§ **Stated task**:
Look through the material below. Copy every line with the string "ylabel" in it.

******************************

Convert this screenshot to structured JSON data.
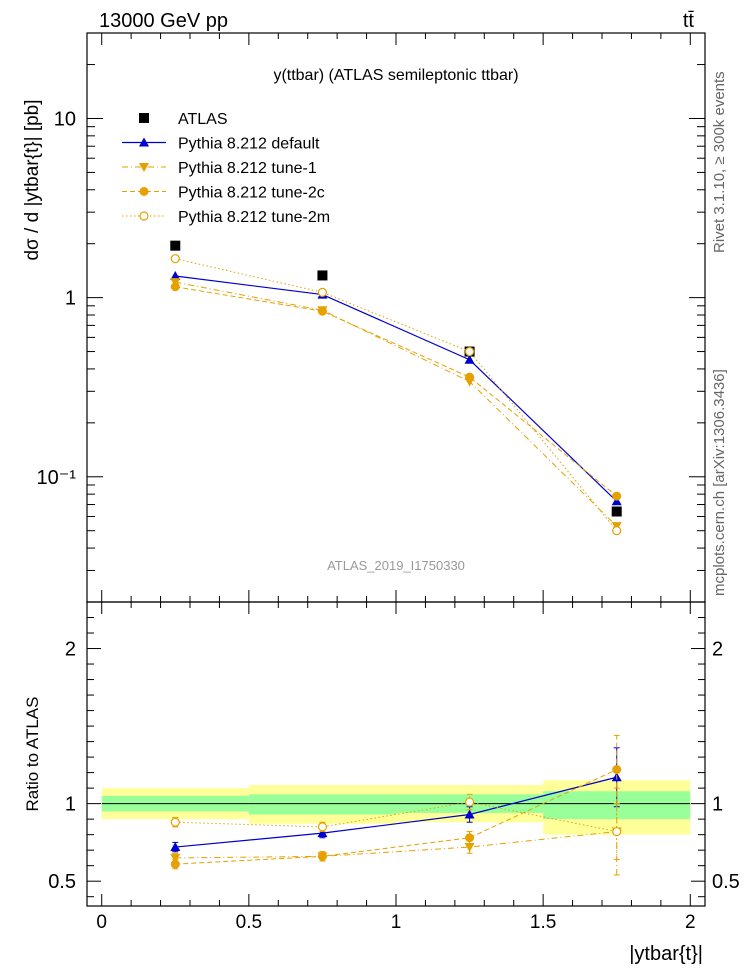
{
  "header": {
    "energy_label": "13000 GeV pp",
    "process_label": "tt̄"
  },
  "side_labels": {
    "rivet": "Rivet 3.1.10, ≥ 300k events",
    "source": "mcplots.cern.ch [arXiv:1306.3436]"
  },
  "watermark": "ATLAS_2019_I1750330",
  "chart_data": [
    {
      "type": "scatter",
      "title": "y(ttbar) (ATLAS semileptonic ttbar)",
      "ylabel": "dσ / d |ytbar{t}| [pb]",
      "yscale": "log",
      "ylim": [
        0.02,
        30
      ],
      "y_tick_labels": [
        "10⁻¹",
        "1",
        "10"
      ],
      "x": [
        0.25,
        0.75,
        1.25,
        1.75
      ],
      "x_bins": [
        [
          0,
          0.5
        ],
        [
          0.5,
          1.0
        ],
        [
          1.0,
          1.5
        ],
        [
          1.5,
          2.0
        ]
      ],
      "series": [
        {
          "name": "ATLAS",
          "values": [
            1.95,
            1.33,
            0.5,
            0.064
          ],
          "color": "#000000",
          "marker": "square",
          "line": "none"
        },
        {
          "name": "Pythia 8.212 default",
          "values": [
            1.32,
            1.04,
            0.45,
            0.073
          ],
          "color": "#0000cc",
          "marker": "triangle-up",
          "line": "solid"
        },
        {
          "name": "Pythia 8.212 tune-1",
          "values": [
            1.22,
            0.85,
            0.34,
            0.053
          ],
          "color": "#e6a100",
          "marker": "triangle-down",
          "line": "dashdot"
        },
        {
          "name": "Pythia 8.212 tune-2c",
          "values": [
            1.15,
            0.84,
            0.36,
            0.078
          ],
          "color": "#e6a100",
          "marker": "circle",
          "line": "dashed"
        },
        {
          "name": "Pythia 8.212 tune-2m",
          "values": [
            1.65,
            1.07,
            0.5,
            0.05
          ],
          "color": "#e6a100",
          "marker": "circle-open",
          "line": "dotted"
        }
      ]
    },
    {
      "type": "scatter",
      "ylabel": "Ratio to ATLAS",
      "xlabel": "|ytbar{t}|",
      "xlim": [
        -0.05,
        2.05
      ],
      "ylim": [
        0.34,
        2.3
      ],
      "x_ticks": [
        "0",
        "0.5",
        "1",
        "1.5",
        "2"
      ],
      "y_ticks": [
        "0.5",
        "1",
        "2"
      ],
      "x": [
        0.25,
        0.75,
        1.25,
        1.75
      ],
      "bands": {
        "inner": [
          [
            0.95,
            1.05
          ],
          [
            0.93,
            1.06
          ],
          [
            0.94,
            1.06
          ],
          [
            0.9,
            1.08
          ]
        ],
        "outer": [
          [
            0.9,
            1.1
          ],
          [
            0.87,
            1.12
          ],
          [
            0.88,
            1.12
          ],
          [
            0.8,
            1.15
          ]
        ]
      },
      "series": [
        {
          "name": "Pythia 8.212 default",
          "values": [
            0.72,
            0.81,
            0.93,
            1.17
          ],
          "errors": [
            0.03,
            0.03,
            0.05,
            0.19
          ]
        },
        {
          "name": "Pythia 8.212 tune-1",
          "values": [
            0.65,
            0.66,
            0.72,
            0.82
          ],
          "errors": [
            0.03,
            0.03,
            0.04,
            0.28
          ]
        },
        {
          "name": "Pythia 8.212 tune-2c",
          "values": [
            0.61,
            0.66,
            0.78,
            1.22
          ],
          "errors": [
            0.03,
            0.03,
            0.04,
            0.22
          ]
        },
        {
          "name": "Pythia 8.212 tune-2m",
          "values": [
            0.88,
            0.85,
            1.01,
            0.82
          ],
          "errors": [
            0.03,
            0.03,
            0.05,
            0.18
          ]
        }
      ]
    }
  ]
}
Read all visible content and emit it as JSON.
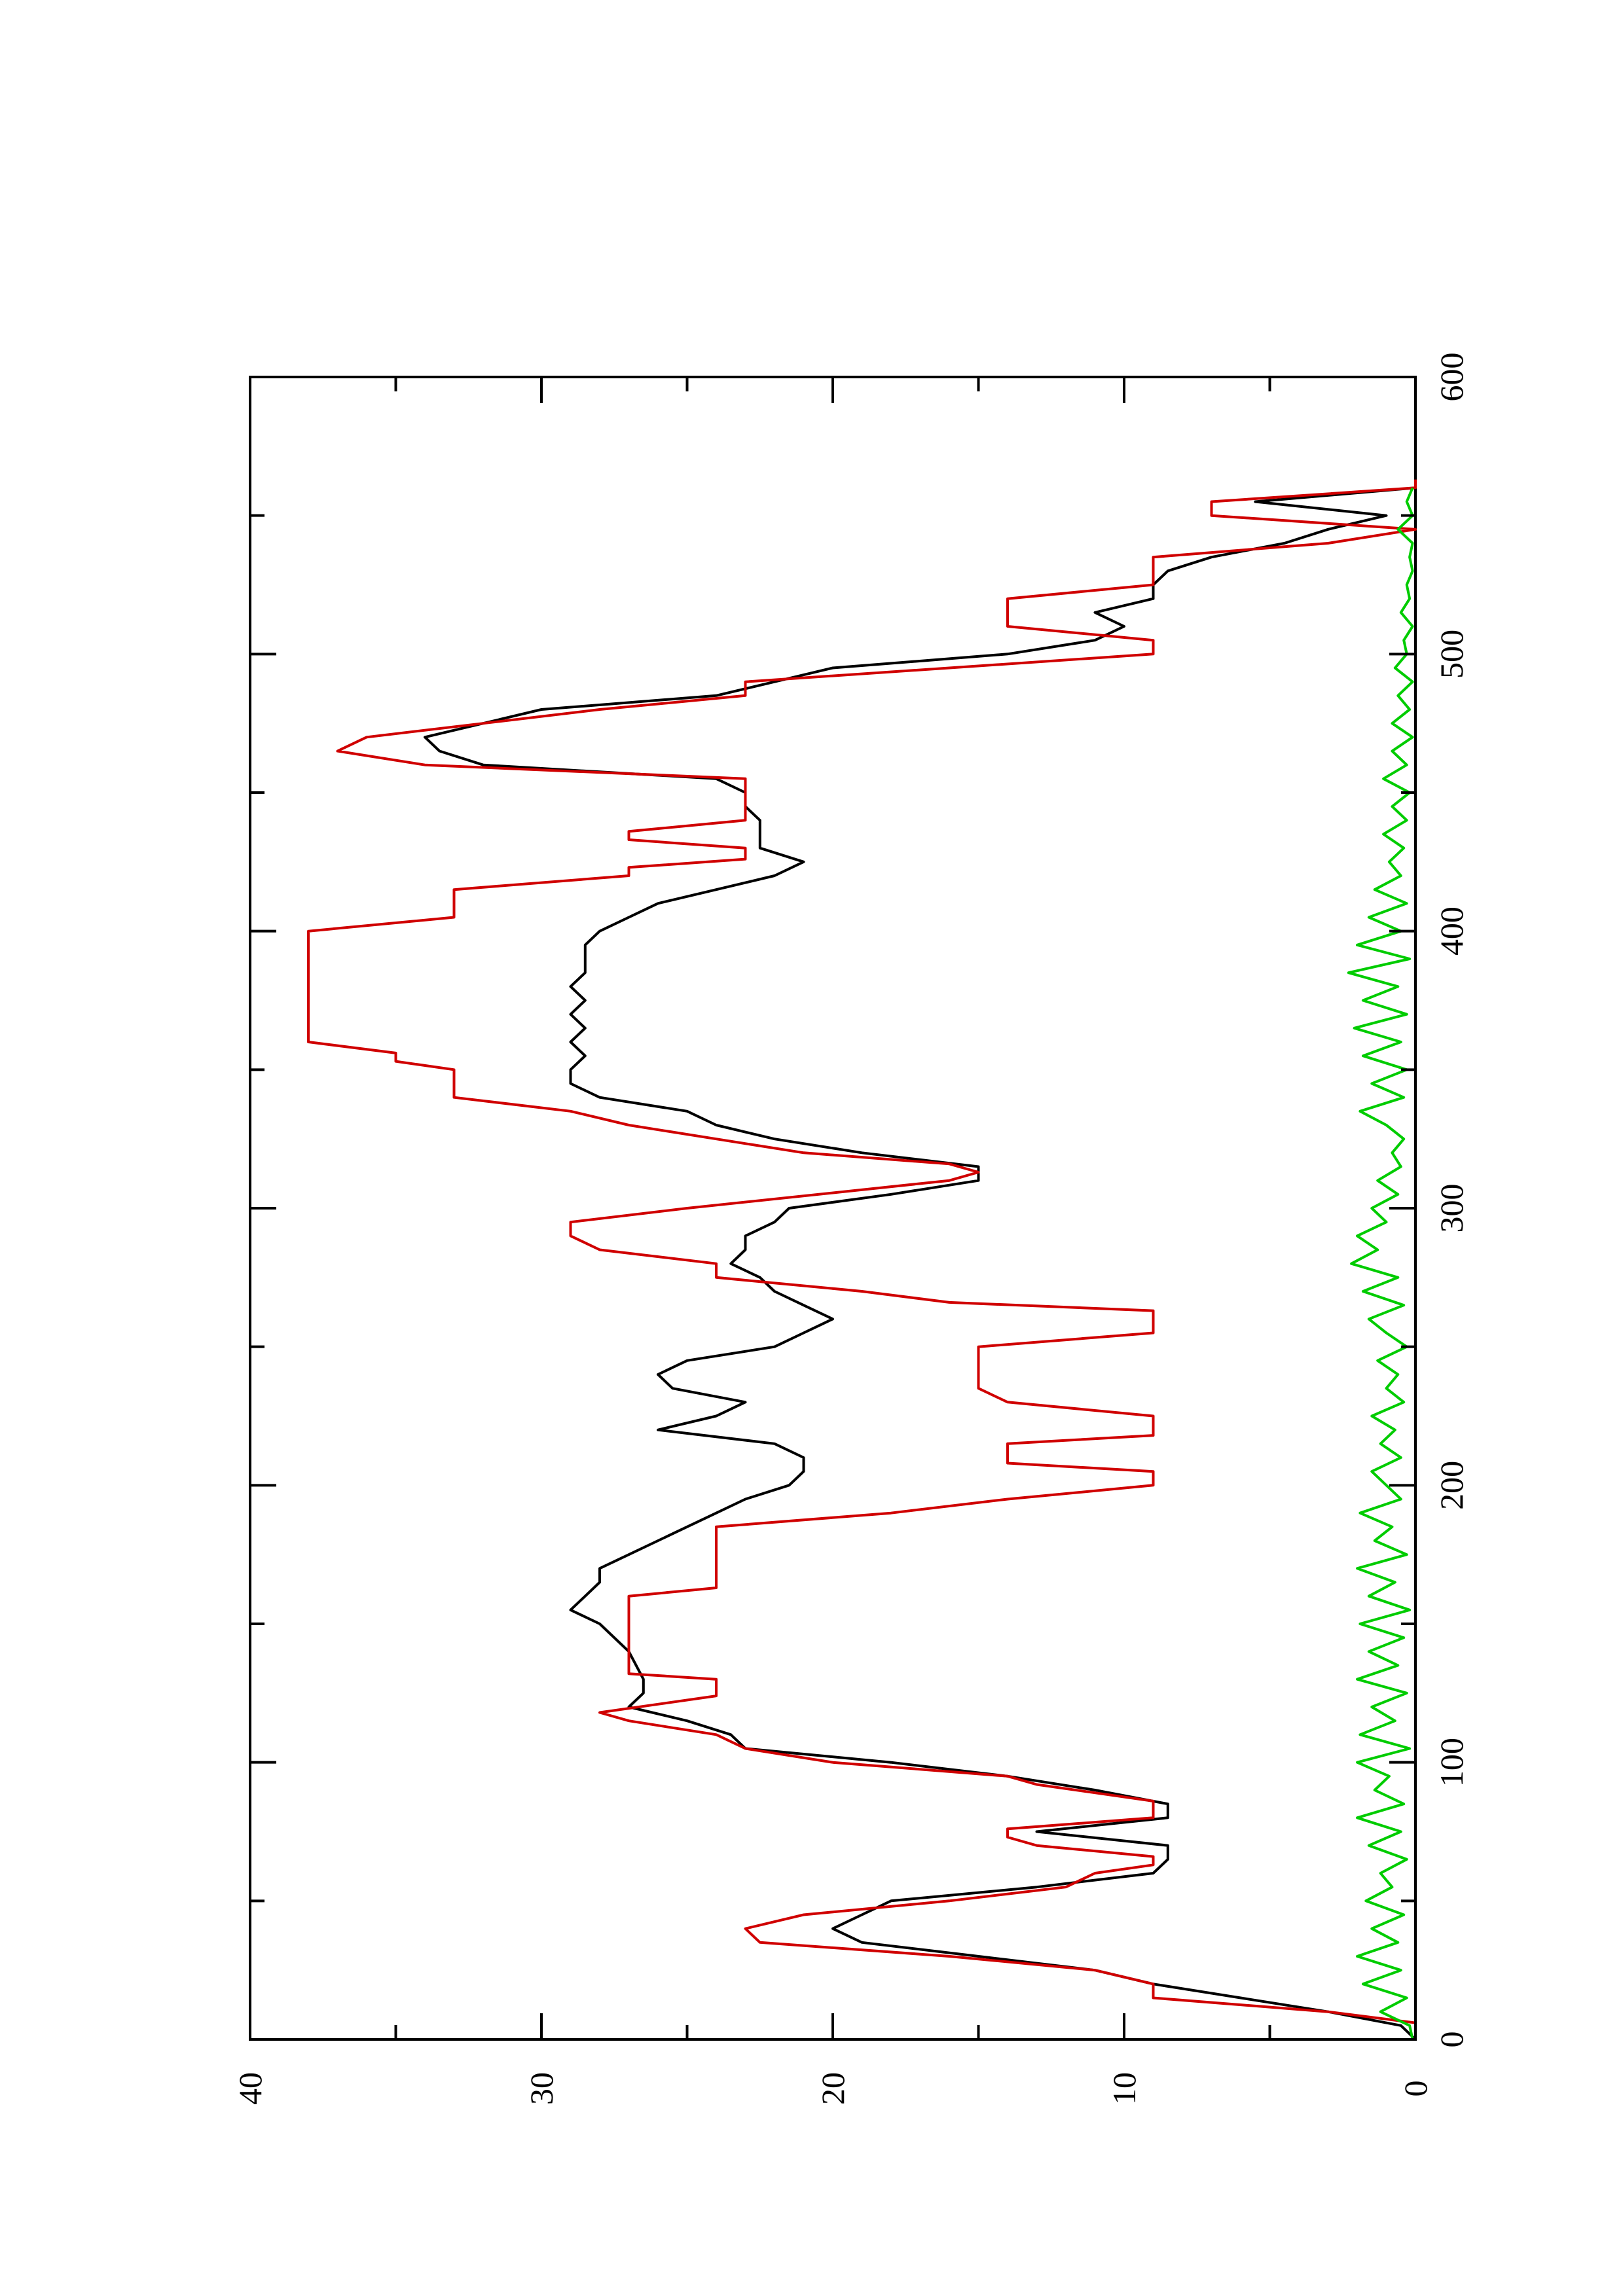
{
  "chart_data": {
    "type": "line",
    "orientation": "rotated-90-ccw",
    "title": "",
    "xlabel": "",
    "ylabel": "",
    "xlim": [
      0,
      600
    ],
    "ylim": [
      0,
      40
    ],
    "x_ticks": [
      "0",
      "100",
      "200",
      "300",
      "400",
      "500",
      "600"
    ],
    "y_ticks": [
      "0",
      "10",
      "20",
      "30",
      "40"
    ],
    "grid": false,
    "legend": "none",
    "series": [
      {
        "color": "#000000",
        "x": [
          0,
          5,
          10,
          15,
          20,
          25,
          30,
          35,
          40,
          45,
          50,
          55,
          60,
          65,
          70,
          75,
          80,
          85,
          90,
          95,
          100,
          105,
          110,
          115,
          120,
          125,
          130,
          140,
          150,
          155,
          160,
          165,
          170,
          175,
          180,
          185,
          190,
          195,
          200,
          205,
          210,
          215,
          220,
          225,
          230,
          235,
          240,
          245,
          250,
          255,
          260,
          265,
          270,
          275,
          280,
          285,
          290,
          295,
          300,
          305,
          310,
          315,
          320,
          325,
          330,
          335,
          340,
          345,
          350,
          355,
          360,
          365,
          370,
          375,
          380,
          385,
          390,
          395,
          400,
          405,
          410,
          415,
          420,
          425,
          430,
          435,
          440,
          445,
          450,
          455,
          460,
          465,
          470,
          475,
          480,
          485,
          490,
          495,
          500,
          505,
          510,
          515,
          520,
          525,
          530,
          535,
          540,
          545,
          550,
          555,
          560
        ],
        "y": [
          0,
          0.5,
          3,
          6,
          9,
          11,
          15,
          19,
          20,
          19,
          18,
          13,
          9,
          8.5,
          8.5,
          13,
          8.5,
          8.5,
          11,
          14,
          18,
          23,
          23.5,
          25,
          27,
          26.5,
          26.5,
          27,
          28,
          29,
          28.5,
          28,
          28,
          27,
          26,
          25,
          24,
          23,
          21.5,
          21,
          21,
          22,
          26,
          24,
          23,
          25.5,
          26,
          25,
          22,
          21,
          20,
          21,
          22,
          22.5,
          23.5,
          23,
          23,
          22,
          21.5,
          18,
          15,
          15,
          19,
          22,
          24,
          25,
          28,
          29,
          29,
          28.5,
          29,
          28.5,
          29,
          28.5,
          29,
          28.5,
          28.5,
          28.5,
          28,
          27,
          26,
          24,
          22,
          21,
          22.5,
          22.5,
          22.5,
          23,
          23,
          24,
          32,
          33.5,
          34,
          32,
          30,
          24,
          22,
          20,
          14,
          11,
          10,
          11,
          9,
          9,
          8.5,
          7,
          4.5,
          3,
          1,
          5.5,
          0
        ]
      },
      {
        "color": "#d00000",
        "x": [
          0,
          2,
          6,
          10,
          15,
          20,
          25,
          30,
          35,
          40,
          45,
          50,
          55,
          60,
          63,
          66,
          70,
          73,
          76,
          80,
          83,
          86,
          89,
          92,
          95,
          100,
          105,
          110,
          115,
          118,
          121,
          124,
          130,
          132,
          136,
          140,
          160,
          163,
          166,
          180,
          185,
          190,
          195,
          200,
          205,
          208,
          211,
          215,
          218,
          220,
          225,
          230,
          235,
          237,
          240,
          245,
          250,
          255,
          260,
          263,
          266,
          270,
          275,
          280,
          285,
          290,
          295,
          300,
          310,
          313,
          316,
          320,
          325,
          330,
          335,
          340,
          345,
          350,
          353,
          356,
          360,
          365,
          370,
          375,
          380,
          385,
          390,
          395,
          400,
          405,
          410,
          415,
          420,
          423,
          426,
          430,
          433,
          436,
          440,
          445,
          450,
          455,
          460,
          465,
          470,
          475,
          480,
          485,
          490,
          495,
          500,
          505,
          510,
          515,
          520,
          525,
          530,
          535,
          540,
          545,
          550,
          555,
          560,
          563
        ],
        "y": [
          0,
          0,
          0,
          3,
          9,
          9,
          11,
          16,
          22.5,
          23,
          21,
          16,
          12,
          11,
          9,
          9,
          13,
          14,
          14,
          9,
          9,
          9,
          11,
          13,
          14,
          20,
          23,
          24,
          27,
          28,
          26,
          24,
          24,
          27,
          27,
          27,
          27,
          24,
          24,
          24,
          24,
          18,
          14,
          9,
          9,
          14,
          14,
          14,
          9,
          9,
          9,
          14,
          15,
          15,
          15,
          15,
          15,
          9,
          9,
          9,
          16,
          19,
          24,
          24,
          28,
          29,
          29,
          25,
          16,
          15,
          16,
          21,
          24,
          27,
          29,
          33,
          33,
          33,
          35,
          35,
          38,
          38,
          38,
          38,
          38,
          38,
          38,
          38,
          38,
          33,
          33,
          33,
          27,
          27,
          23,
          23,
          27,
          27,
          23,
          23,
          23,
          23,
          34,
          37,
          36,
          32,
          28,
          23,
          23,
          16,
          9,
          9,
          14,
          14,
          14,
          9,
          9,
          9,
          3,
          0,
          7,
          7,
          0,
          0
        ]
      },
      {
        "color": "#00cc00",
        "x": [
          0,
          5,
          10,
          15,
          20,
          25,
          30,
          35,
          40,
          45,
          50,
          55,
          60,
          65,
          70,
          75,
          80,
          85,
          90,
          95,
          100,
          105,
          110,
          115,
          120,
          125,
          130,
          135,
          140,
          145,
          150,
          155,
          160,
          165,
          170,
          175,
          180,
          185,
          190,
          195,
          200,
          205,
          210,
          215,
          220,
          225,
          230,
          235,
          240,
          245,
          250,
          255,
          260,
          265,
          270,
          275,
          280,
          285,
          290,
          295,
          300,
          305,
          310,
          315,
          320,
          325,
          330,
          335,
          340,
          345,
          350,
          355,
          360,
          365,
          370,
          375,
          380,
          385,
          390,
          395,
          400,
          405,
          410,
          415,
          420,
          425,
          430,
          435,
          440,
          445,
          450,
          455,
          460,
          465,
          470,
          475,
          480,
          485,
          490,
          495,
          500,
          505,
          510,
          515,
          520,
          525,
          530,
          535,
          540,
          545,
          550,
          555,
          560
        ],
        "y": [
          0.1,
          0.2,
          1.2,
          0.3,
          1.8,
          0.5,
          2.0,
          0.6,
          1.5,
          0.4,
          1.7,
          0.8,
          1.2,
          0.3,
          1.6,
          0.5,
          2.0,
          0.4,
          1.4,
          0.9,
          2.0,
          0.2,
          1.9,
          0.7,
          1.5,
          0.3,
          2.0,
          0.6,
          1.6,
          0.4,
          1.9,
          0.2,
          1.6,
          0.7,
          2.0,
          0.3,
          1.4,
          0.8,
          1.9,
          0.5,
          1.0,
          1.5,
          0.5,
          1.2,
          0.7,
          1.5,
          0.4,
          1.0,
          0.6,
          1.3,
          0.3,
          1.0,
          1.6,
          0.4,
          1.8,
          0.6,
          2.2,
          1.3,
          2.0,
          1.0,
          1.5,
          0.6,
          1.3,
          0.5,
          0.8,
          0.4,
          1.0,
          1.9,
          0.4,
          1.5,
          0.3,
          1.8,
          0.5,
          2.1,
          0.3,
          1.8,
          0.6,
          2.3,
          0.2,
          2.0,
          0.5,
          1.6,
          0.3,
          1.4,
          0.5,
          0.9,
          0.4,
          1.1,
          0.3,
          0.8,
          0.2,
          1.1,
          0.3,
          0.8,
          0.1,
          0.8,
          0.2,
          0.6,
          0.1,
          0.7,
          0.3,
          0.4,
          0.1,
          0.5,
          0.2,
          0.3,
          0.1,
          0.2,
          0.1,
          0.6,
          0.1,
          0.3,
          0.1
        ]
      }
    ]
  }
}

******************************

§ **Answer to the problem**:
      "ylabel": "dσ / d |ytbar{t}| [pb]",
      "ylabel": "Ratio to ATLAS",
    "ylabel": "",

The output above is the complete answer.